> _Task inputs_:
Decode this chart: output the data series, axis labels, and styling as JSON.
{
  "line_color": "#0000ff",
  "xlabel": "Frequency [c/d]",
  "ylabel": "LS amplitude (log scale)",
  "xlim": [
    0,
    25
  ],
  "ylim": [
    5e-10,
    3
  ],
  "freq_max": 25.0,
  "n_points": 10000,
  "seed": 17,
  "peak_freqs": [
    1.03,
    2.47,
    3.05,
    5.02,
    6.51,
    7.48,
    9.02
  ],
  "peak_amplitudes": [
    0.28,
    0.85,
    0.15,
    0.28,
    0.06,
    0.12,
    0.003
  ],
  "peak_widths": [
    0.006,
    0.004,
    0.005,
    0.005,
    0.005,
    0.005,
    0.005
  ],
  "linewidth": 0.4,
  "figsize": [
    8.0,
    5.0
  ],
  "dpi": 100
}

> _Task prompt_:
Write out every entry again, keeping each line exactly the same.

> _Complete answer_:
Decode this chart: output the data series, axis labels, and styling as JSON.
{
  "line_color": "#0000ff",
  "xlabel": "Frequency [c/d]",
  "ylabel": "LS amplitude (log scale)",
  "xlim": [
    0,
    25
  ],
  "ylim": [
    5e-10,
    3
  ],
  "freq_max": 25.0,
  "n_points": 10000,
  "seed": 17,
  "peak_freqs": [
    1.03,
    2.47,
    3.05,
    5.02,
    6.51,
    7.48,
    9.02
  ],
  "peak_amplitudes": [
    0.28,
    0.85,
    0.15,
    0.28,
    0.06,
    0.12,
    0.003
  ],
  "peak_widths": [
    0.006,
    0.004,
    0.005,
    0.005,
    0.005,
    0.005,
    0.005
  ],
  "linewidth": 0.4,
  "figsize": [
    8.0,
    5.0
  ],
  "dpi": 100
}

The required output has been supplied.